== SET EXERCISE ==
Reproduce each line of the listing exactly.

== ENTRIES SUPPLIED ==
++++++++++

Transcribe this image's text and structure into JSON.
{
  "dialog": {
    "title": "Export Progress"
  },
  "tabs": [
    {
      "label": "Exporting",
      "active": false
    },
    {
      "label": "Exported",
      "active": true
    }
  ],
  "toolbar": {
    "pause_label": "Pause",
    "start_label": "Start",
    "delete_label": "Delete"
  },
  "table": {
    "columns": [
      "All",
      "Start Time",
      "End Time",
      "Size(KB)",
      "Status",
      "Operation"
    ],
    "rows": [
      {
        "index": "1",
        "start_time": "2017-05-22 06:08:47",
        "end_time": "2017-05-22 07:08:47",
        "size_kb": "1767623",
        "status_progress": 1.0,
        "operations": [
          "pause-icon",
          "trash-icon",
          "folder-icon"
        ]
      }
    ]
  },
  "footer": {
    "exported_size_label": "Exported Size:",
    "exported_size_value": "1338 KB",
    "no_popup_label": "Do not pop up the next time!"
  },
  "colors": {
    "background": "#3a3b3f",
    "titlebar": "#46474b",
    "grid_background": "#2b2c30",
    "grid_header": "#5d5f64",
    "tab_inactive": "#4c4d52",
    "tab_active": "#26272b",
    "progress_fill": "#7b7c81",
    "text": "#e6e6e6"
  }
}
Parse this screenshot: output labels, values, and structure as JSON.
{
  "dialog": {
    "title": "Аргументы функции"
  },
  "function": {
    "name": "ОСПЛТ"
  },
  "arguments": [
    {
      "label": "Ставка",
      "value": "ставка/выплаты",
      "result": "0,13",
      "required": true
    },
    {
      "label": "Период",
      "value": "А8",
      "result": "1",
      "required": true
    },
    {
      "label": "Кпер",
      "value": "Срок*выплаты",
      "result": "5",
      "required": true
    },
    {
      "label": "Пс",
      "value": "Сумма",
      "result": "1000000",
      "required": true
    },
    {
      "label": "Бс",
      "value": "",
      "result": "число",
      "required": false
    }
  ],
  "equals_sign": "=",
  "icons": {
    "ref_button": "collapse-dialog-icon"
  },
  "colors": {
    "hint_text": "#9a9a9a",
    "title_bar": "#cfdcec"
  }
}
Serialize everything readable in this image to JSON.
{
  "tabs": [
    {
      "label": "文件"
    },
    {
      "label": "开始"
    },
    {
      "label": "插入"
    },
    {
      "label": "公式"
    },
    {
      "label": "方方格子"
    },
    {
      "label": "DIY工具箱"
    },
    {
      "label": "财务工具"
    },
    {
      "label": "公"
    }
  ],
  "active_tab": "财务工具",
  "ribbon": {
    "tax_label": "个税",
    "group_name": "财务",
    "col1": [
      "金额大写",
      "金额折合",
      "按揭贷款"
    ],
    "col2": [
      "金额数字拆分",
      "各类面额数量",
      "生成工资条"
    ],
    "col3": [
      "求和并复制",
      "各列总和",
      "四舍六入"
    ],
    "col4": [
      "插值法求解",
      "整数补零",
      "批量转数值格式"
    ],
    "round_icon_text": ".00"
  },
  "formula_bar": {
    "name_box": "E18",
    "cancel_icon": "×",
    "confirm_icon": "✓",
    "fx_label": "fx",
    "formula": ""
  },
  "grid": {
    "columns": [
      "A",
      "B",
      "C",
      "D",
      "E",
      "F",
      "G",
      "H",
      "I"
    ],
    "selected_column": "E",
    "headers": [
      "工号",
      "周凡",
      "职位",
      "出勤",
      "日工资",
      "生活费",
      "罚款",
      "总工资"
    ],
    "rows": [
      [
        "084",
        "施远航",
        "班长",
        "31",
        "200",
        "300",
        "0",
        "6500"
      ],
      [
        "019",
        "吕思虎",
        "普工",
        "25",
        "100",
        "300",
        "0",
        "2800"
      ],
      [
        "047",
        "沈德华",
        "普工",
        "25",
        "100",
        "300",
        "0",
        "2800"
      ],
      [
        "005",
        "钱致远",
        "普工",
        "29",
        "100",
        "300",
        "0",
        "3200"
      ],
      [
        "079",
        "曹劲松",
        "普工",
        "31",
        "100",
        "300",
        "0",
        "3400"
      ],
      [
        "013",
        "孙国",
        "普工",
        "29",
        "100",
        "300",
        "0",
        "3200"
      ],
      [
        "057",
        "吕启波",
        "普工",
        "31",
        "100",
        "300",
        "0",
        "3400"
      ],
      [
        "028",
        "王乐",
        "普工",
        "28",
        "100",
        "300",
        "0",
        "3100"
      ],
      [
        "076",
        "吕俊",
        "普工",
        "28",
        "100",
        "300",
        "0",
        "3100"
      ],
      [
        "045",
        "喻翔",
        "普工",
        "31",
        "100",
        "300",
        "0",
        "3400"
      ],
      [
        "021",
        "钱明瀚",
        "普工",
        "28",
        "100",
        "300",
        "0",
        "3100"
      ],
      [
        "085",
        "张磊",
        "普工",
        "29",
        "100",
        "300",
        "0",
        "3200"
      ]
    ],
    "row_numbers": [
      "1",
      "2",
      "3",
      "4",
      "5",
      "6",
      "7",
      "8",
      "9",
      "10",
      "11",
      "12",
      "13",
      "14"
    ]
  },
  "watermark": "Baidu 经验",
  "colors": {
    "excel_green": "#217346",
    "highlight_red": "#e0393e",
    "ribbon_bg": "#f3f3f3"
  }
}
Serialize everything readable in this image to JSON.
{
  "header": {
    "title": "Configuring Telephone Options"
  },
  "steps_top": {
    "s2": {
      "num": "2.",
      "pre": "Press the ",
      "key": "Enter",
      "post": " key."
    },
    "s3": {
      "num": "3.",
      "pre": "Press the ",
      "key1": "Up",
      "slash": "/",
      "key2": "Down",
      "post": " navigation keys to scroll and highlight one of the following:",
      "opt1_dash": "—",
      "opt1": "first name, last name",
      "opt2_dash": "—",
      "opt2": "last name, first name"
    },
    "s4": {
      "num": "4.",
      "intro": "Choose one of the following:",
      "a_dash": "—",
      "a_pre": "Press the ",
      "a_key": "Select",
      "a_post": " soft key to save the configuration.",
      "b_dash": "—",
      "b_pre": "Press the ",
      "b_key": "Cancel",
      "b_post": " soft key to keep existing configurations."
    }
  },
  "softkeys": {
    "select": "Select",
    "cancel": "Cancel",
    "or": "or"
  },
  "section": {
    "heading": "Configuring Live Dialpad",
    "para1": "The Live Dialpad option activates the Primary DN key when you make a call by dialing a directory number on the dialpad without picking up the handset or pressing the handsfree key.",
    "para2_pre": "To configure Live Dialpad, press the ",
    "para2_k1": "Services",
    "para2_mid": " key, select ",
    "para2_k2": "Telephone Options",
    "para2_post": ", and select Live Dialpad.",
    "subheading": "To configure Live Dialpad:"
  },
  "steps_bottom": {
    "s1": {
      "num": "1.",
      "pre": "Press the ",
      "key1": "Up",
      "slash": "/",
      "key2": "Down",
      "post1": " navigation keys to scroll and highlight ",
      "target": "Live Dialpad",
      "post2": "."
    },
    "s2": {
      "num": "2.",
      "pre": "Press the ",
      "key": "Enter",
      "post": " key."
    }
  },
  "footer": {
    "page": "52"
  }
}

++++++++++

== ANSWER IN FULL ==
Transcribe this image's text and structure into JSON.
{
  "dialog": {
    "title": "Export Progress"
  },
  "tabs": [
    {
      "label": "Exporting",
      "active": false
    },
    {
      "label": "Exported",
      "active": true
    }
  ],
  "toolbar": {
    "pause_label": "Pause",
    "start_label": "Start",
    "delete_label": "Delete"
  },
  "table": {
    "columns": [
      "All",
      "Start Time",
      "End Time",
      "Size(KB)",
      "Status",
      "Operation"
    ],
    "rows": [
      {
        "index": "1",
        "start_time": "2017-05-22 06:08:47",
        "end_time": "2017-05-22 07:08:47",
        "size_kb": "1767623",
        "status_progress": 1.0,
        "operations": [
          "pause-icon",
          "trash-icon",
          "folder-icon"
        ]
      }
    ]
  },
  "footer": {
    "exported_size_label": "Exported Size:",
    "exported_size_value": "1338 KB",
    "no_popup_label": "Do not pop up the next time!"
  },
  "colors": {
    "background": "#3a3b3f",
    "titlebar": "#46474b",
    "grid_background": "#2b2c30",
    "grid_header": "#5d5f64",
    "tab_inactive": "#4c4d52",
    "tab_active": "#26272b",
    "progress_fill": "#7b7c81",
    "text": "#e6e6e6"
  }
}
Parse this screenshot: output labels, values, and structure as JSON.
{
  "dialog": {
    "title": "Аргументы функции"
  },
  "function": {
    "name": "ОСПЛТ"
  },
  "arguments": [
    {
      "label": "Ставка",
      "value": "ставка/выплаты",
      "result": "0,13",
      "required": true
    },
    {
      "label": "Период",
      "value": "А8",
      "result": "1",
      "required": true
    },
    {
      "label": "Кпер",
      "value": "Срок*выплаты",
      "result": "5",
      "required": true
    },
    {
      "label": "Пс",
      "value": "Сумма",
      "result": "1000000",
      "required": true
    },
    {
      "label": "Бс",
      "value": "",
      "result": "число",
      "required": false
    }
  ],
  "equals_sign": "=",
  "icons": {
    "ref_button": "collapse-dialog-icon"
  },
  "colors": {
    "hint_text": "#9a9a9a",
    "title_bar": "#cfdcec"
  }
}
Serialize everything readable in this image to JSON.
{
  "tabs": [
    {
      "label": "文件"
    },
    {
      "label": "开始"
    },
    {
      "label": "插入"
    },
    {
      "label": "公式"
    },
    {
      "label": "方方格子"
    },
    {
      "label": "DIY工具箱"
    },
    {
      "label": "财务工具"
    },
    {
      "label": "公"
    }
  ],
  "active_tab": "财务工具",
  "ribbon": {
    "tax_label": "个税",
    "group_name": "财务",
    "col1": [
      "金额大写",
      "金额折合",
      "按揭贷款"
    ],
    "col2": [
      "金额数字拆分",
      "各类面额数量",
      "生成工资条"
    ],
    "col3": [
      "求和并复制",
      "各列总和",
      "四舍六入"
    ],
    "col4": [
      "插值法求解",
      "整数补零",
      "批量转数值格式"
    ],
    "round_icon_text": ".00"
  },
  "formula_bar": {
    "name_box": "E18",
    "cancel_icon": "×",
    "confirm_icon": "✓",
    "fx_label": "fx",
    "formula": ""
  },
  "grid": {
    "columns": [
      "A",
      "B",
      "C",
      "D",
      "E",
      "F",
      "G",
      "H",
      "I"
    ],
    "selected_column": "E",
    "headers": [
      "工号",
      "周凡",
      "职位",
      "出勤",
      "日工资",
      "生活费",
      "罚款",
      "总工资"
    ],
    "rows": [
      [
        "084",
        "施远航",
        "班长",
        "31",
        "200",
        "300",
        "0",
        "6500"
      ],
      [
        "019",
        "吕思虎",
        "普工",
        "25",
        "100",
        "300",
        "0",
        "2800"
      ],
      [
        "047",
        "沈德华",
        "普工",
        "25",
        "100",
        "300",
        "0",
        "2800"
      ],
      [
        "005",
        "钱致远",
        "普工",
        "29",
        "100",
        "300",
        "0",
        "3200"
      ],
      [
        "079",
        "曹劲松",
        "普工",
        "31",
        "100",
        "300",
        "0",
        "3400"
      ],
      [
        "013",
        "孙国",
        "普工",
        "29",
        "100",
        "300",
        "0",
        "3200"
      ],
      [
        "057",
        "吕启波",
        "普工",
        "31",
        "100",
        "300",
        "0",
        "3400"
      ],
      [
        "028",
        "王乐",
        "普工",
        "28",
        "100",
        "300",
        "0",
        "3100"
      ],
      [
        "076",
        "吕俊",
        "普工",
        "28",
        "100",
        "300",
        "0",
        "3100"
      ],
      [
        "045",
        "喻翔",
        "普工",
        "31",
        "100",
        "300",
        "0",
        "3400"
      ],
      [
        "021",
        "钱明瀚",
        "普工",
        "28",
        "100",
        "300",
        "0",
        "3100"
      ],
      [
        "085",
        "张磊",
        "普工",
        "29",
        "100",
        "300",
        "0",
        "3200"
      ]
    ],
    "row_numbers": [
      "1",
      "2",
      "3",
      "4",
      "5",
      "6",
      "7",
      "8",
      "9",
      "10",
      "11",
      "12",
      "13",
      "14"
    ]
  },
  "watermark": "Baidu 经验",
  "colors": {
    "excel_green": "#217346",
    "highlight_red": "#e0393e",
    "ribbon_bg": "#f3f3f3"
  }
}
Serialize everything readable in this image to JSON.
{
  "header": {
    "title": "Configuring Telephone Options"
  },
  "steps_top": {
    "s2": {
      "num": "2.",
      "pre": "Press the ",
      "key": "Enter",
      "post": " key."
    },
    "s3": {
      "num": "3.",
      "pre": "Press the ",
      "key1": "Up",
      "slash": "/",
      "key2": "Down",
      "post": " navigation keys to scroll and highlight one of the following:",
      "opt1_dash": "—",
      "opt1": "first name, last name",
      "opt2_dash": "—",
      "opt2": "last name, first name"
    },
    "s4": {
      "num": "4.",
      "intro": "Choose one of the following:",
      "a_dash": "—",
      "a_pre": "Press the ",
      "a_key": "Select",
      "a_post": " soft key to save the configuration.",
      "b_dash": "—",
      "b_pre": "Press the ",
      "b_key": "Cancel",
      "b_post": " soft key to keep existing configurations."
    }
  },
  "softkeys": {
    "select": "Select",
    "cancel": "Cancel",
    "or": "or"
  },
  "section": {
    "heading": "Configuring Live Dialpad",
    "para1": "The Live Dialpad option activates the Primary DN key when you make a call by dialing a directory number on the dialpad without picking up the handset or pressing the handsfree key.",
    "para2_pre": "To configure Live Dialpad, press the ",
    "para2_k1": "Services",
    "para2_mid": " key, select ",
    "para2_k2": "Telephone Options",
    "para2_post": ", and select Live Dialpad.",
    "subheading": "To configure Live Dialpad:"
  },
  "steps_bottom": {
    "s1": {
      "num": "1.",
      "pre": "Press the ",
      "key1": "Up",
      "slash": "/",
      "key2": "Down",
      "post1": " navigation keys to scroll and highlight ",
      "target": "Live Dialpad",
      "post2": "."
    },
    "s2": {
      "num": "2.",
      "pre": "Press the ",
      "key": "Enter",
      "post": " key."
    }
  },
  "footer": {
    "page": "52"
  }
}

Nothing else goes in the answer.